Collected data
::::::

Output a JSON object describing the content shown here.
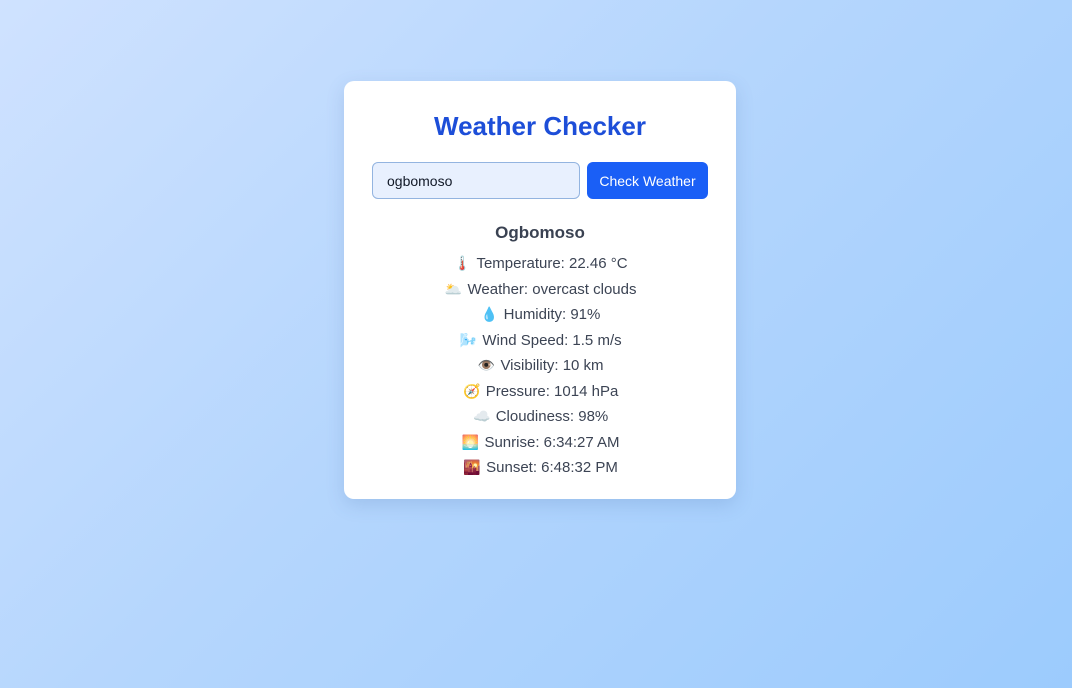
{
  "app": {
    "title": "Weather Checker"
  },
  "search": {
    "value": "ogbomoso",
    "button_label": "Check Weather"
  },
  "result": {
    "city": "Ogbomoso",
    "details": [
      {
        "icon": "thermometer-icon",
        "glyph": "🌡️",
        "text": "Temperature: 22.46 °C"
      },
      {
        "icon": "cloud-sun-icon",
        "glyph": "🌥️",
        "text": "Weather: overcast clouds"
      },
      {
        "icon": "droplet-icon",
        "glyph": "💧",
        "text": "Humidity: 91%"
      },
      {
        "icon": "wind-icon",
        "glyph": "🌬️",
        "text": "Wind Speed: 1.5 m/s"
      },
      {
        "icon": "eye-icon",
        "glyph": "👁️",
        "text": "Visibility: 10 km"
      },
      {
        "icon": "compass-icon",
        "glyph": "🧭",
        "text": "Pressure: 1014 hPa"
      },
      {
        "icon": "cloud-icon",
        "glyph": "☁️",
        "text": "Cloudiness: 98%"
      },
      {
        "icon": "sunrise-icon",
        "glyph": "🌅",
        "text": "Sunrise: 6:34:27 AM"
      },
      {
        "icon": "sunset-icon",
        "glyph": "🌇",
        "text": "Sunset: 6:48:32 PM"
      }
    ]
  },
  "colors": {
    "title": "#1d4ed8",
    "button": "#1a5ff6",
    "input_bg": "#e8f0fe"
  }
}
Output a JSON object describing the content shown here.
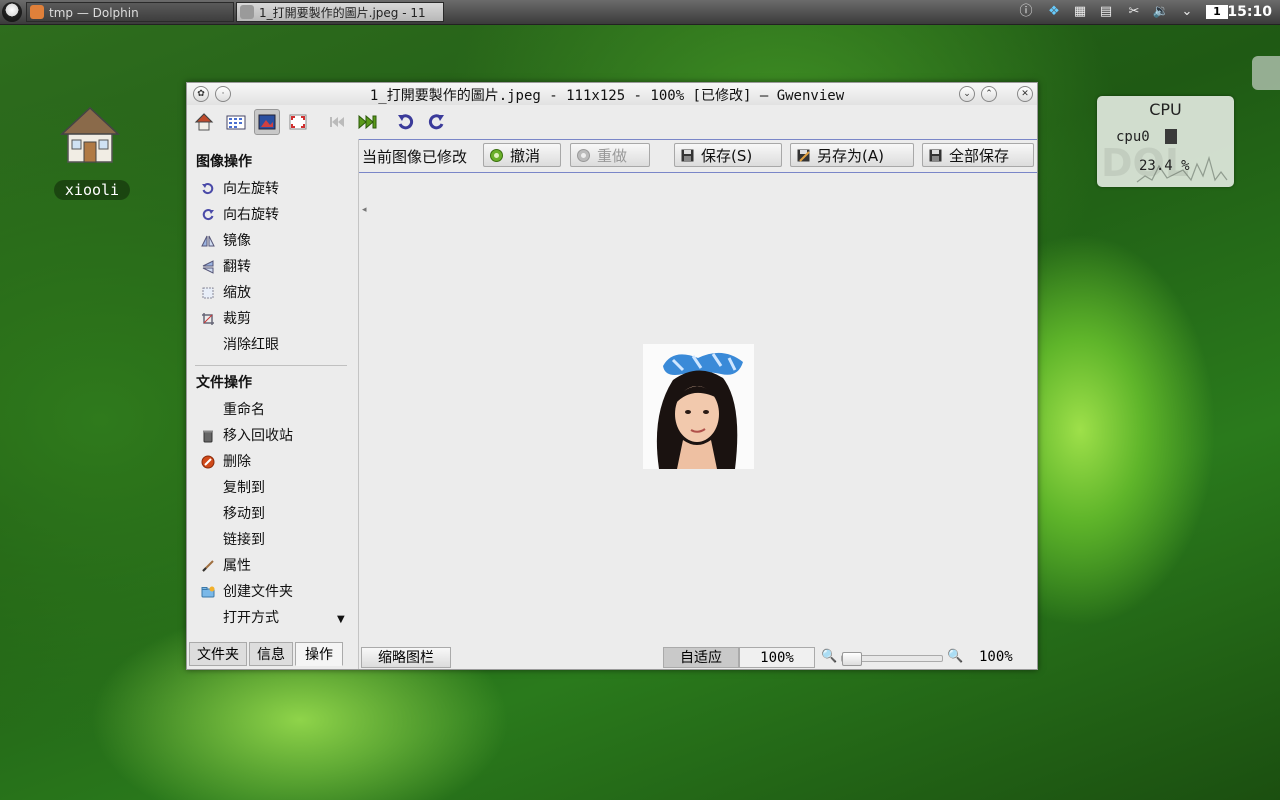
{
  "taskbar": {
    "tasks": [
      {
        "label": "tmp — Dolphin"
      },
      {
        "label": "1_打開要製作的圖片.jpeg - 11"
      }
    ],
    "clock": "15:10",
    "desktop_number": "1"
  },
  "desktop": {
    "home_label": "xiooli"
  },
  "cpu_widget": {
    "title": "CPU",
    "core_label": "cpu0",
    "value": "23.4 %"
  },
  "window": {
    "title": "1_打開要製作的圖片.jpeg - 111x125 - 100% [已修改] — Gwenview"
  },
  "sidebar": {
    "image_ops_title": "图像操作",
    "image_ops": [
      {
        "label": "向左旋转",
        "icon": "rotate-left-icon"
      },
      {
        "label": "向右旋转",
        "icon": "rotate-right-icon"
      },
      {
        "label": "镜像",
        "icon": "mirror-icon"
      },
      {
        "label": "翻转",
        "icon": "flip-icon"
      },
      {
        "label": "缩放",
        "icon": "resize-icon"
      },
      {
        "label": "裁剪",
        "icon": "crop-icon"
      },
      {
        "label": "消除红眼",
        "icon": ""
      }
    ],
    "file_ops_title": "文件操作",
    "file_ops": [
      {
        "label": "重命名",
        "icon": ""
      },
      {
        "label": "移入回收站",
        "icon": "trash-icon"
      },
      {
        "label": "删除",
        "icon": "delete-icon"
      },
      {
        "label": "复制到",
        "icon": ""
      },
      {
        "label": "移动到",
        "icon": ""
      },
      {
        "label": "链接到",
        "icon": ""
      },
      {
        "label": "属性",
        "icon": "properties-icon"
      },
      {
        "label": "创建文件夹",
        "icon": "folder-new-icon"
      },
      {
        "label": "打开方式",
        "icon": ""
      }
    ],
    "tabs": [
      "文件夹",
      "信息",
      "操作"
    ]
  },
  "notification": {
    "text": "当前图像已修改",
    "undo": "撤消",
    "redo": "重做",
    "save": "保存(S)",
    "save_as": "另存为(A)",
    "save_all": "全部保存"
  },
  "statusbar": {
    "thumbnail_bar": "缩略图栏",
    "fit": "自适应",
    "zoom_field": "100%",
    "zoom_readout": "100%",
    "zoom_level": 0.0
  },
  "colors": {
    "notification_border": "#7a86c8",
    "selection": "#c8c8c8"
  }
}
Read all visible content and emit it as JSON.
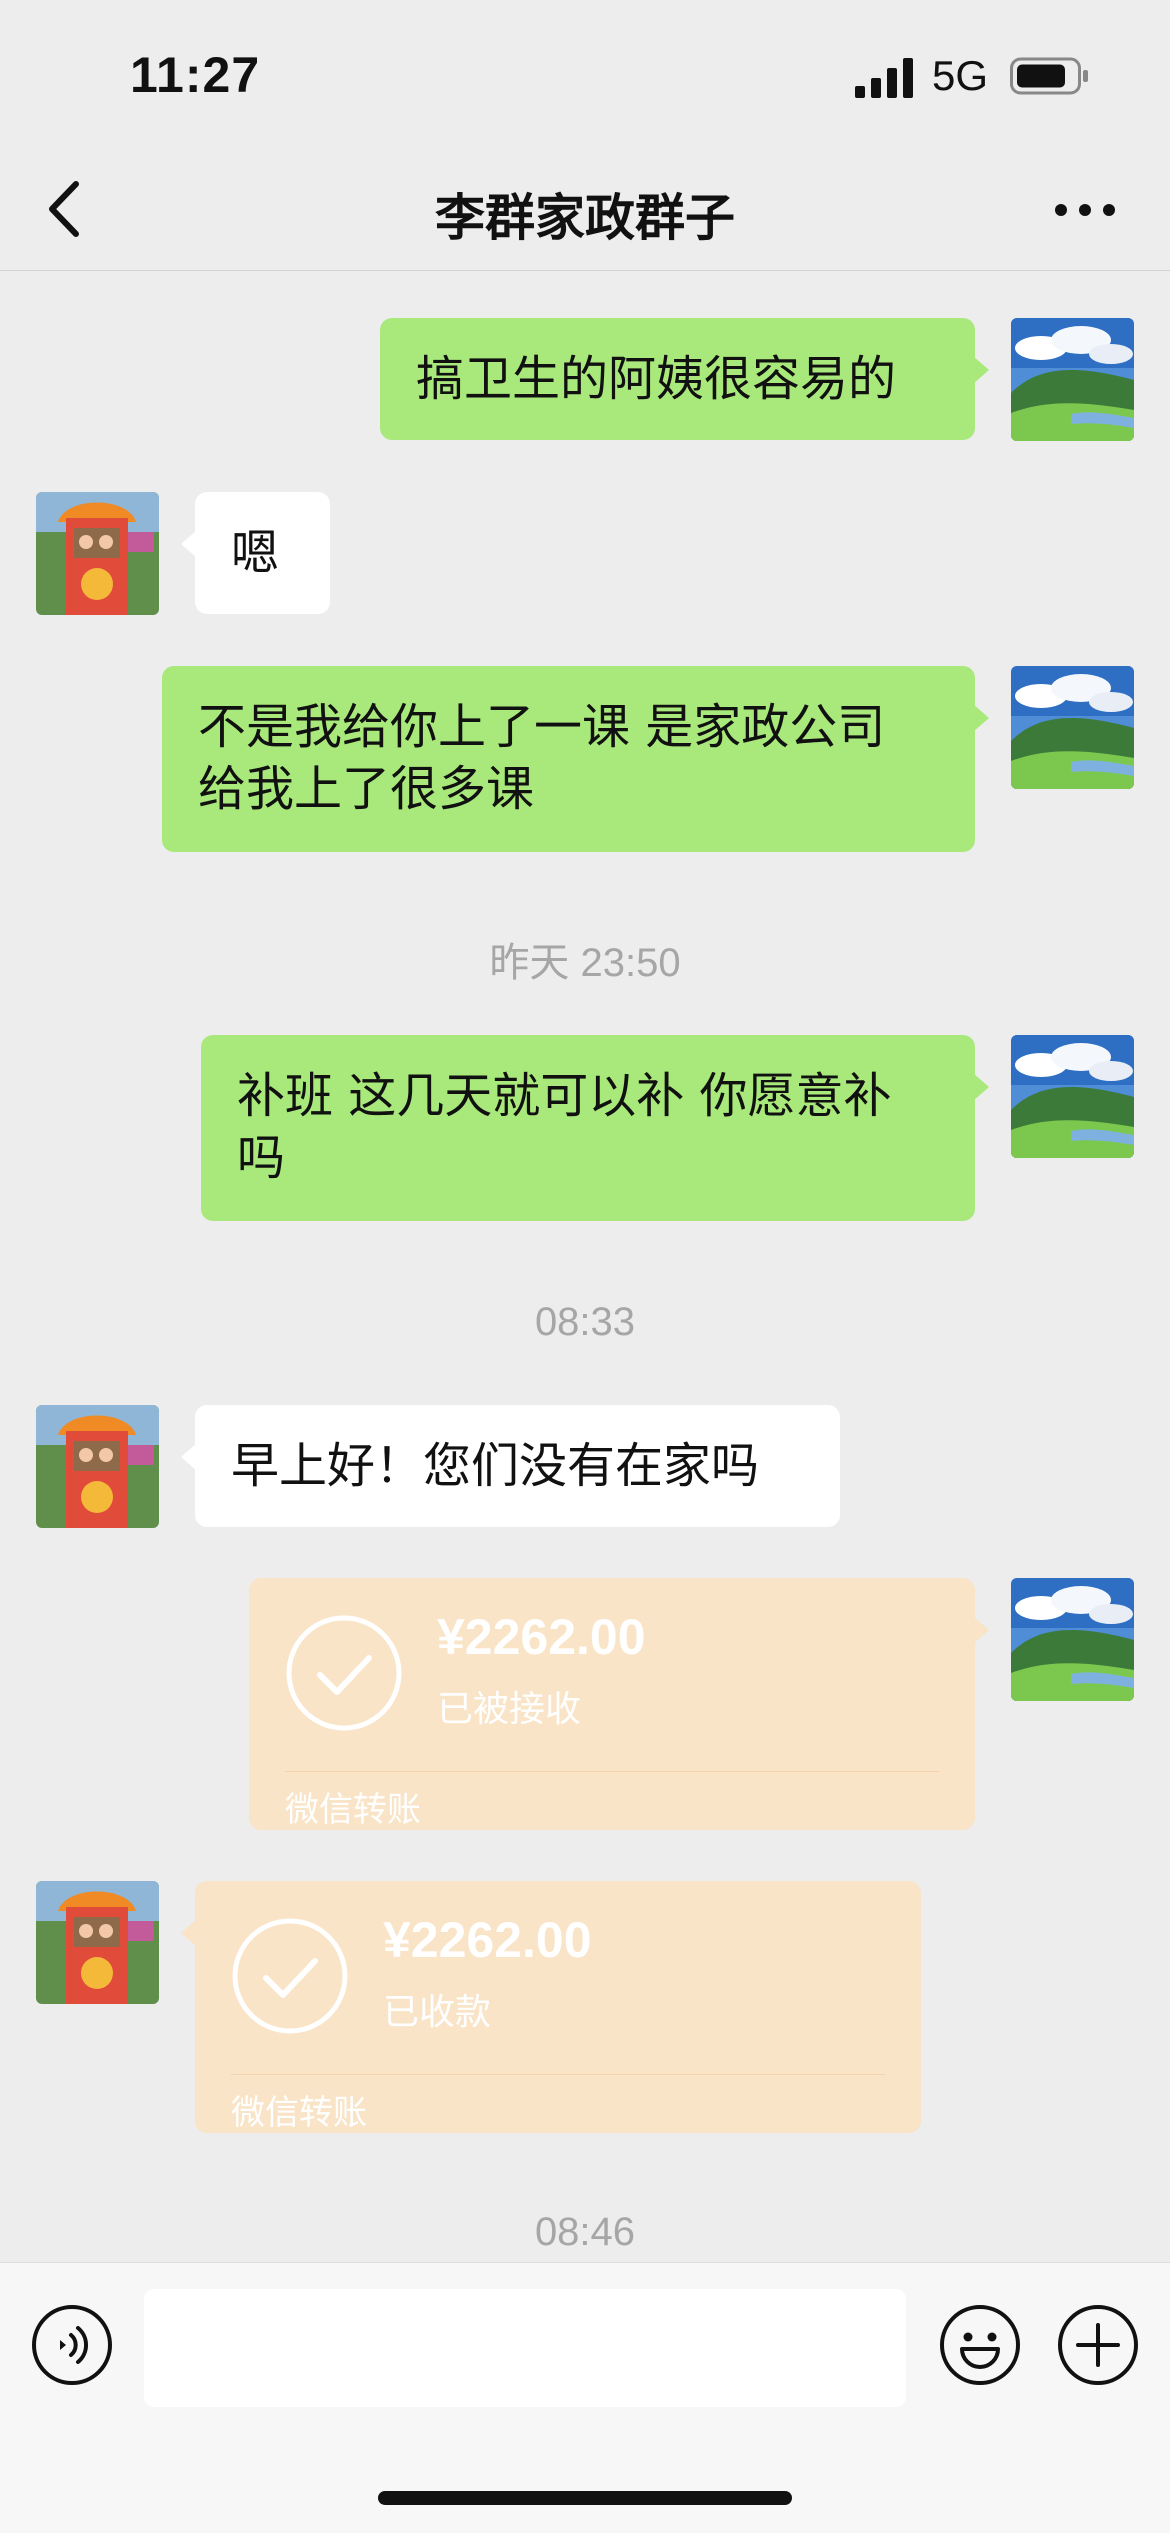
{
  "status_bar": {
    "time": "11:27",
    "network": "5G"
  },
  "chat": {
    "title": "李群家政群子"
  },
  "messages": {
    "m1": {
      "text": "搞卫生的阿姨很容易的"
    },
    "m2": {
      "text": "嗯"
    },
    "m3": {
      "line1": "不是我给你上了一课 是家政公司",
      "line2": "给我上了很多课"
    },
    "ts1": "昨天 23:50",
    "m4": {
      "line1": "补班 这几天就可以补 你愿意补",
      "line2": "吗"
    },
    "ts2": "08:33",
    "m5": {
      "text": "早上好！您们没有在家吗"
    },
    "t1": {
      "amount": "¥2262.00",
      "status": "已被接收",
      "label": "微信转账"
    },
    "t2": {
      "amount": "¥2262.00",
      "status": "已收款",
      "label": "微信转账"
    },
    "ts3": "08:46"
  },
  "icons": {
    "back": "chevron-left-icon",
    "more": "more-dots-icon",
    "voice": "voice-icon",
    "emoji": "emoji-icon",
    "plus": "plus-icon",
    "check": "check-circle-icon"
  },
  "colors": {
    "chat_background": "#ededed",
    "my_bubble": "#a9e97b",
    "other_bubble": "#ffffff",
    "transfer_card": "#f9e4c7",
    "timestamp_text": "#a6a6a6"
  }
}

::::::

Your objective :: Make an exact copy of the lines of the records from the line containing "Read all visible content and emit it as JSON." through the final line, both ends included, but not of the pictures.

Correct answer ::
Read all visible content and emit it as JSON.
{
  "status_bar": {
    "time": "11:27",
    "network": "5G"
  },
  "chat": {
    "title": "李群家政群子"
  },
  "messages": {
    "m1": {
      "text": "搞卫生的阿姨很容易的"
    },
    "m2": {
      "text": "嗯"
    },
    "m3": {
      "line1": "不是我给你上了一课 是家政公司",
      "line2": "给我上了很多课"
    },
    "ts1": "昨天 23:50",
    "m4": {
      "line1": "补班 这几天就可以补 你愿意补",
      "line2": "吗"
    },
    "ts2": "08:33",
    "m5": {
      "text": "早上好！您们没有在家吗"
    },
    "t1": {
      "amount": "¥2262.00",
      "status": "已被接收",
      "label": "微信转账"
    },
    "t2": {
      "amount": "¥2262.00",
      "status": "已收款",
      "label": "微信转账"
    },
    "ts3": "08:46"
  },
  "icons": {
    "back": "chevron-left-icon",
    "more": "more-dots-icon",
    "voice": "voice-icon",
    "emoji": "emoji-icon",
    "plus": "plus-icon",
    "check": "check-circle-icon"
  },
  "colors": {
    "chat_background": "#ededed",
    "my_bubble": "#a9e97b",
    "other_bubble": "#ffffff",
    "transfer_card": "#f9e4c7",
    "timestamp_text": "#a6a6a6"
  }
}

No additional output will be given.